── Exercise materials ──

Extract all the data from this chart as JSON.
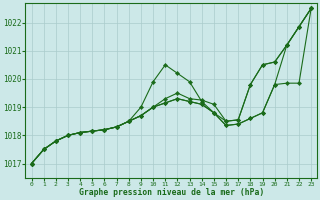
{
  "background_color": "#cce8e8",
  "grid_color": "#aacccc",
  "line_color": "#1a6b1a",
  "marker_color": "#1a6b1a",
  "title": "Graphe pression niveau de la mer (hPa)",
  "xlabel_ticks": [
    0,
    1,
    2,
    3,
    4,
    5,
    6,
    7,
    8,
    9,
    10,
    11,
    12,
    13,
    14,
    15,
    16,
    17,
    18,
    19,
    20,
    21,
    22,
    23
  ],
  "ylim": [
    1016.5,
    1022.7
  ],
  "yticks": [
    1017,
    1018,
    1019,
    1020,
    1021,
    1022
  ],
  "series": [
    [
      1017.0,
      1017.5,
      1017.8,
      1018.0,
      1018.1,
      1018.15,
      1018.2,
      1018.3,
      1018.5,
      1019.0,
      1019.9,
      1020.5,
      1020.2,
      1019.9,
      1019.2,
      1018.8,
      1018.5,
      1018.55,
      1019.8,
      1020.5,
      1020.6,
      1021.2,
      1021.85,
      1022.5
    ],
    [
      1017.0,
      1017.5,
      1017.8,
      1018.0,
      1018.1,
      1018.15,
      1018.2,
      1018.3,
      1018.5,
      1018.7,
      1019.0,
      1019.3,
      1019.5,
      1019.3,
      1019.25,
      1019.1,
      1018.5,
      1018.55,
      1019.8,
      1020.5,
      1020.6,
      1021.2,
      1021.85,
      1022.5
    ],
    [
      1017.0,
      1017.5,
      1017.8,
      1018.0,
      1018.1,
      1018.15,
      1018.2,
      1018.3,
      1018.5,
      1018.7,
      1019.0,
      1019.15,
      1019.3,
      1019.2,
      1019.1,
      1018.8,
      1018.35,
      1018.4,
      1018.6,
      1018.8,
      1019.8,
      1019.85,
      1019.85,
      1022.5
    ],
    [
      1017.0,
      1017.5,
      1017.8,
      1018.0,
      1018.1,
      1018.15,
      1018.2,
      1018.3,
      1018.5,
      1018.7,
      1019.0,
      1019.15,
      1019.3,
      1019.2,
      1019.1,
      1018.8,
      1018.35,
      1018.4,
      1018.6,
      1018.8,
      1019.8,
      1021.2,
      1021.85,
      1022.5
    ]
  ]
}
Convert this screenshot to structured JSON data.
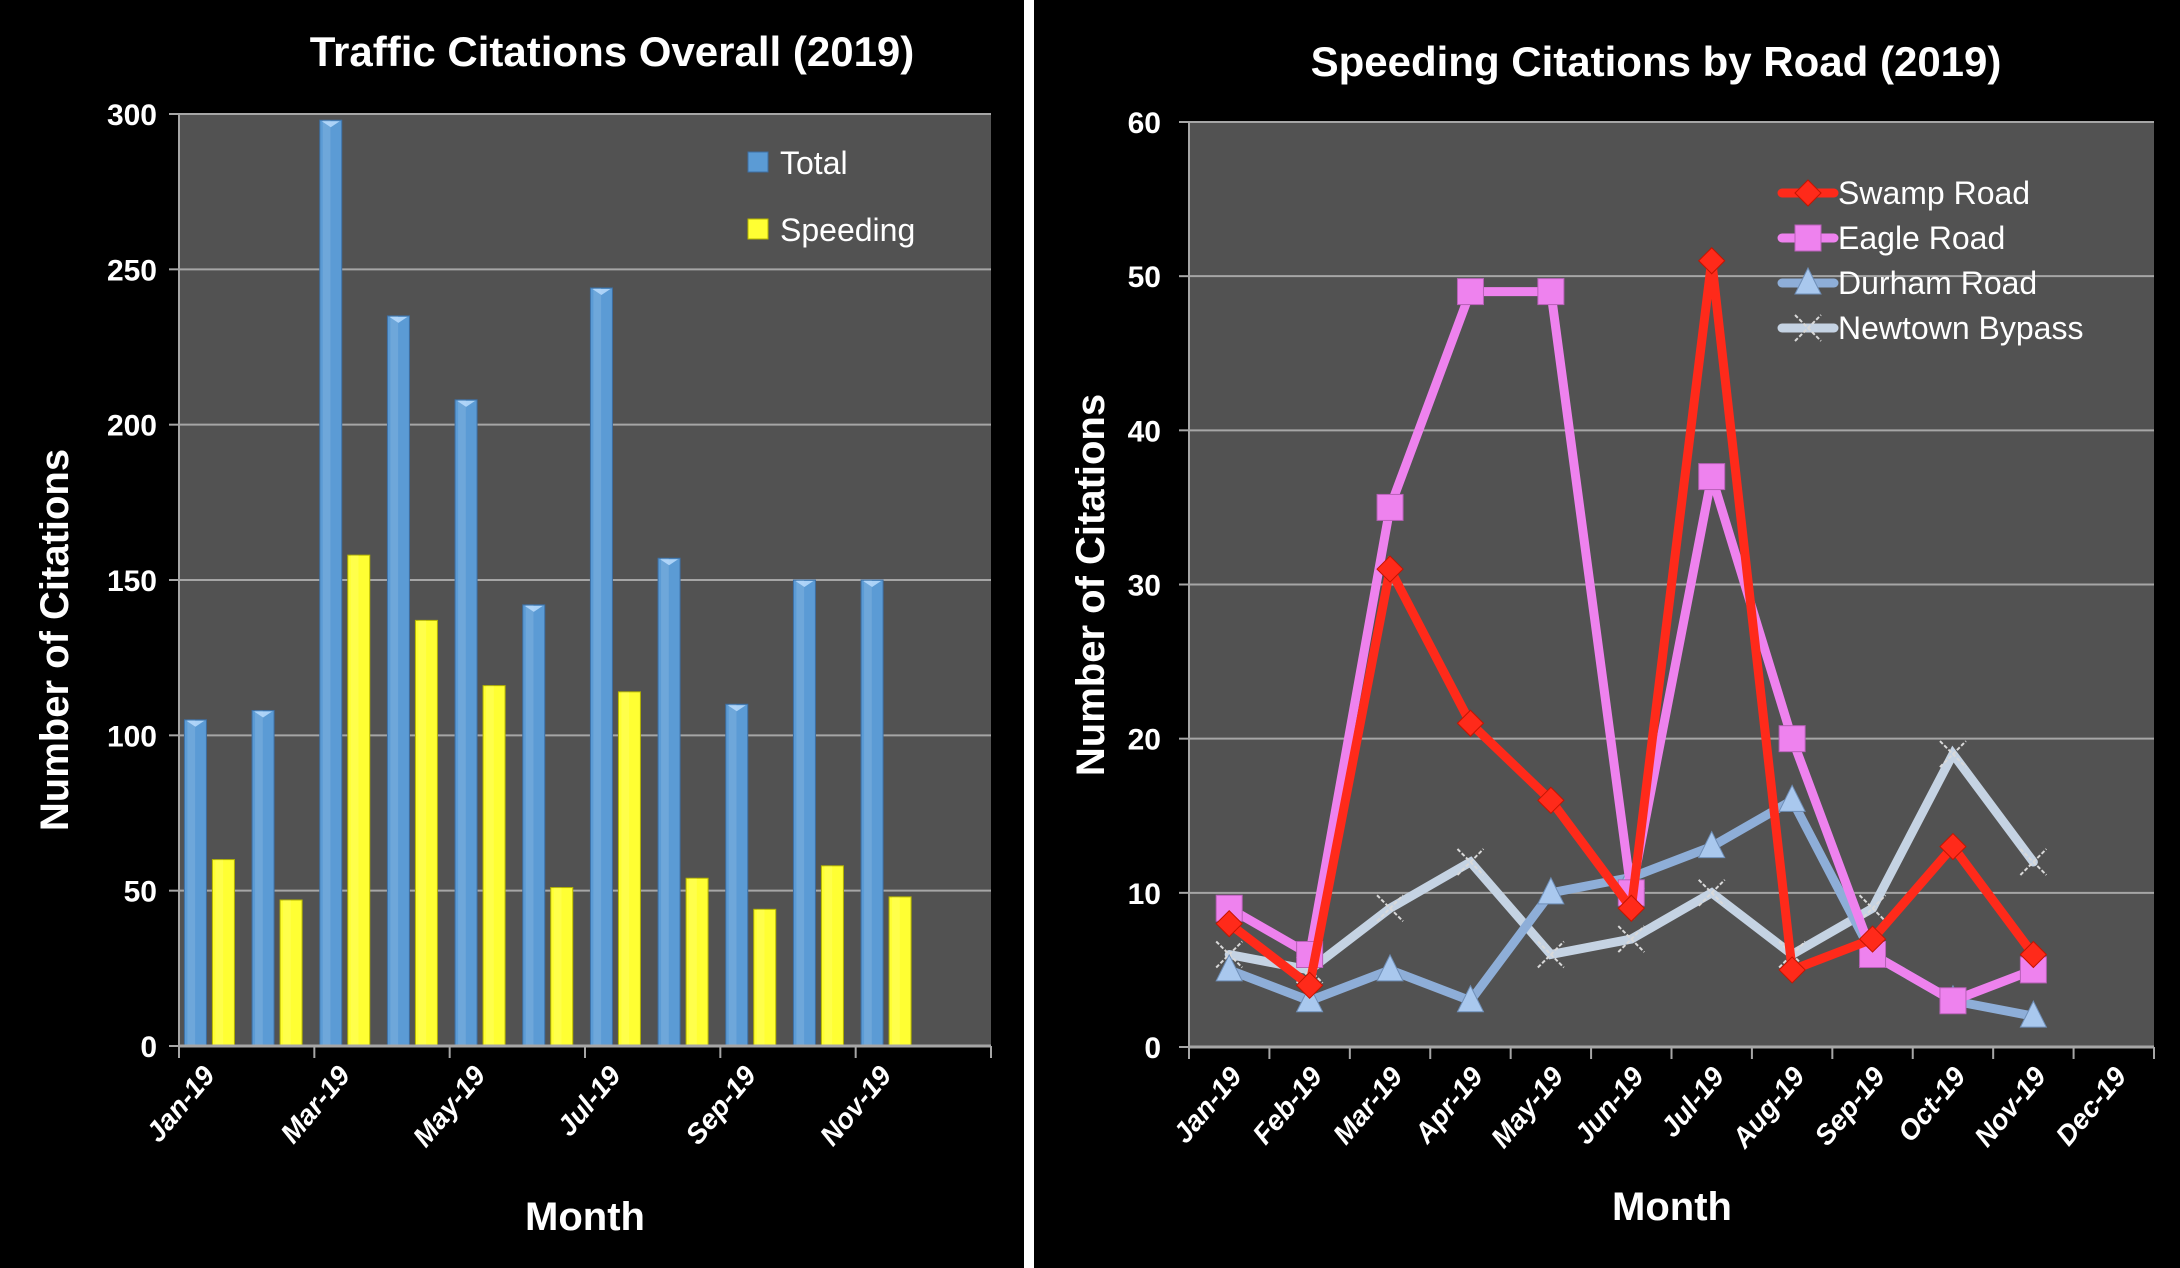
{
  "colors": {
    "background": "#000000",
    "plot_bg": "#525252",
    "gridline": "#a6a6a6",
    "divider": "#ffffff",
    "text": "#ffffff"
  },
  "chart_data": [
    {
      "type": "bar",
      "title": "Traffic Citations Overall (2019)",
      "xlabel": "Month",
      "ylabel": "Number of Citations",
      "ylim": [
        0,
        300
      ],
      "yticks": [
        "0",
        "50",
        "100",
        "150",
        "200",
        "250",
        "300"
      ],
      "ytick_values": [
        0,
        50,
        100,
        150,
        200,
        250,
        300
      ],
      "grid": true,
      "legend_position": "top-right",
      "categories": [
        "Jan-19",
        "Feb-19",
        "Mar-19",
        "Apr-19",
        "May-19",
        "Jun-19",
        "Jul-19",
        "Aug-19",
        "Sep-19",
        "Oct-19",
        "Nov-19",
        "Dec-19"
      ],
      "xtick_labels": [
        "Jan-19",
        "Mar-19",
        "May-19",
        "Jul-19",
        "Sep-19",
        "Nov-19"
      ],
      "series": [
        {
          "name": "Total",
          "color": "#5b9bd5",
          "values": [
            105,
            108,
            298,
            235,
            208,
            142,
            244,
            157,
            110,
            150,
            150,
            null
          ]
        },
        {
          "name": "Speeding",
          "color": "#ffff33",
          "values": [
            60,
            47,
            158,
            137,
            116,
            51,
            114,
            54,
            44,
            58,
            48,
            null
          ]
        }
      ]
    },
    {
      "type": "line",
      "title": "Speeding Citations by Road (2019)",
      "xlabel": "Month",
      "ylabel": "Number of Citations",
      "ylim": [
        0,
        60
      ],
      "yticks": [
        "0",
        "10",
        "20",
        "30",
        "40",
        "50",
        "60"
      ],
      "ytick_values": [
        0,
        10,
        20,
        30,
        40,
        50,
        60
      ],
      "grid": true,
      "legend_position": "top-right",
      "categories": [
        "Jan-19",
        "Feb-19",
        "Mar-19",
        "Apr-19",
        "May-19",
        "Jun-19",
        "Jul-19",
        "Aug-19",
        "Sep-19",
        "Oct-19",
        "Nov-19",
        "Dec-19"
      ],
      "xtick_labels": [
        "Jan-19",
        "Feb-19",
        "Mar-19",
        "Apr-19",
        "May-19",
        "Jun-19",
        "Jul-19",
        "Aug-19",
        "Sep-19",
        "Oct-19",
        "Nov-19",
        "Dec-19"
      ],
      "series": [
        {
          "name": "Swamp Road",
          "color": "#ff2a1a",
          "marker": "diamond",
          "values": [
            8,
            4,
            31,
            21,
            16,
            9,
            51,
            5,
            7,
            13,
            6,
            null
          ]
        },
        {
          "name": "Eagle Road",
          "color": "#ee82ee",
          "marker": "square",
          "values": [
            9,
            6,
            35,
            49,
            49,
            10,
            37,
            20,
            6,
            3,
            5,
            null
          ]
        },
        {
          "name": "Durham Road",
          "color": "#8eaed8",
          "marker": "triangle",
          "values": [
            5,
            3,
            5,
            3,
            10,
            11,
            13,
            16,
            6,
            3,
            2,
            null
          ]
        },
        {
          "name": "Newtown Bypass",
          "color": "#c5d3e3",
          "marker": "x",
          "values": [
            6,
            5,
            9,
            12,
            6,
            7,
            10,
            6,
            9,
            19,
            12,
            null
          ]
        }
      ]
    }
  ]
}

───

__Work to complete__. Copy all of the entries verbatim, leaving out any pictures they contain.

__Full response__.
Extract all the data from this chart as JSON.
{
  "background_color": "#cce8e8",
  "grid_color": "#aacccc",
  "line_color": "#1a6b1a",
  "marker_color": "#1a6b1a",
  "title": "Graphe pression niveau de la mer (hPa)",
  "xlabel_ticks": [
    0,
    1,
    2,
    3,
    4,
    5,
    6,
    7,
    8,
    9,
    10,
    11,
    12,
    13,
    14,
    15,
    16,
    17,
    18,
    19,
    20,
    21,
    22,
    23
  ],
  "ylim": [
    1016.5,
    1022.7
  ],
  "yticks": [
    1017,
    1018,
    1019,
    1020,
    1021,
    1022
  ],
  "series": [
    [
      1017.0,
      1017.5,
      1017.8,
      1018.0,
      1018.1,
      1018.15,
      1018.2,
      1018.3,
      1018.5,
      1019.0,
      1019.9,
      1020.5,
      1020.2,
      1019.9,
      1019.2,
      1018.8,
      1018.5,
      1018.55,
      1019.8,
      1020.5,
      1020.6,
      1021.2,
      1021.85,
      1022.5
    ],
    [
      1017.0,
      1017.5,
      1017.8,
      1018.0,
      1018.1,
      1018.15,
      1018.2,
      1018.3,
      1018.5,
      1018.7,
      1019.0,
      1019.3,
      1019.5,
      1019.3,
      1019.25,
      1019.1,
      1018.5,
      1018.55,
      1019.8,
      1020.5,
      1020.6,
      1021.2,
      1021.85,
      1022.5
    ],
    [
      1017.0,
      1017.5,
      1017.8,
      1018.0,
      1018.1,
      1018.15,
      1018.2,
      1018.3,
      1018.5,
      1018.7,
      1019.0,
      1019.15,
      1019.3,
      1019.2,
      1019.1,
      1018.8,
      1018.35,
      1018.4,
      1018.6,
      1018.8,
      1019.8,
      1019.85,
      1019.85,
      1022.5
    ],
    [
      1017.0,
      1017.5,
      1017.8,
      1018.0,
      1018.1,
      1018.15,
      1018.2,
      1018.3,
      1018.5,
      1018.7,
      1019.0,
      1019.15,
      1019.3,
      1019.2,
      1019.1,
      1018.8,
      1018.35,
      1018.4,
      1018.6,
      1018.8,
      1019.8,
      1021.2,
      1021.85,
      1022.5
    ]
  ]
}
Convert this screenshot to structured JSON data.
{
  "colors": {
    "background": "#000000",
    "plot_bg": "#525252",
    "gridline": "#a6a6a6",
    "divider": "#ffffff",
    "text": "#ffffff"
  },
  "chart_data": [
    {
      "type": "bar",
      "title": "Traffic Citations Overall (2019)",
      "xlabel": "Month",
      "ylabel": "Number of Citations",
      "ylim": [
        0,
        300
      ],
      "yticks": [
        "0",
        "50",
        "100",
        "150",
        "200",
        "250",
        "300"
      ],
      "ytick_values": [
        0,
        50,
        100,
        150,
        200,
        250,
        300
      ],
      "grid": true,
      "legend_position": "top-right",
      "categories": [
        "Jan-19",
        "Feb-19",
        "Mar-19",
        "Apr-19",
        "May-19",
        "Jun-19",
        "Jul-19",
        "Aug-19",
        "Sep-19",
        "Oct-19",
        "Nov-19",
        "Dec-19"
      ],
      "xtick_labels": [
        "Jan-19",
        "Mar-19",
        "May-19",
        "Jul-19",
        "Sep-19",
        "Nov-19"
      ],
      "series": [
        {
          "name": "Total",
          "color": "#5b9bd5",
          "values": [
            105,
            108,
            298,
            235,
            208,
            142,
            244,
            157,
            110,
            150,
            150,
            null
          ]
        },
        {
          "name": "Speeding",
          "color": "#ffff33",
          "values": [
            60,
            47,
            158,
            137,
            116,
            51,
            114,
            54,
            44,
            58,
            48,
            null
          ]
        }
      ]
    },
    {
      "type": "line",
      "title": "Speeding Citations by Road (2019)",
      "xlabel": "Month",
      "ylabel": "Number of Citations",
      "ylim": [
        0,
        60
      ],
      "yticks": [
        "0",
        "10",
        "20",
        "30",
        "40",
        "50",
        "60"
      ],
      "ytick_values": [
        0,
        10,
        20,
        30,
        40,
        50,
        60
      ],
      "grid": true,
      "legend_position": "top-right",
      "categories": [
        "Jan-19",
        "Feb-19",
        "Mar-19",
        "Apr-19",
        "May-19",
        "Jun-19",
        "Jul-19",
        "Aug-19",
        "Sep-19",
        "Oct-19",
        "Nov-19",
        "Dec-19"
      ],
      "xtick_labels": [
        "Jan-19",
        "Feb-19",
        "Mar-19",
        "Apr-19",
        "May-19",
        "Jun-19",
        "Jul-19",
        "Aug-19",
        "Sep-19",
        "Oct-19",
        "Nov-19",
        "Dec-19"
      ],
      "series": [
        {
          "name": "Swamp Road",
          "color": "#ff2a1a",
          "marker": "diamond",
          "values": [
            8,
            4,
            31,
            21,
            16,
            9,
            51,
            5,
            7,
            13,
            6,
            null
          ]
        },
        {
          "name": "Eagle Road",
          "color": "#ee82ee",
          "marker": "square",
          "values": [
            9,
            6,
            35,
            49,
            49,
            10,
            37,
            20,
            6,
            3,
            5,
            null
          ]
        },
        {
          "name": "Durham Road",
          "color": "#8eaed8",
          "marker": "triangle",
          "values": [
            5,
            3,
            5,
            3,
            10,
            11,
            13,
            16,
            6,
            3,
            2,
            null
          ]
        },
        {
          "name": "Newtown Bypass",
          "color": "#c5d3e3",
          "marker": "x",
          "values": [
            6,
            5,
            9,
            12,
            6,
            7,
            10,
            6,
            9,
            19,
            12,
            null
          ]
        }
      ]
    }
  ]
}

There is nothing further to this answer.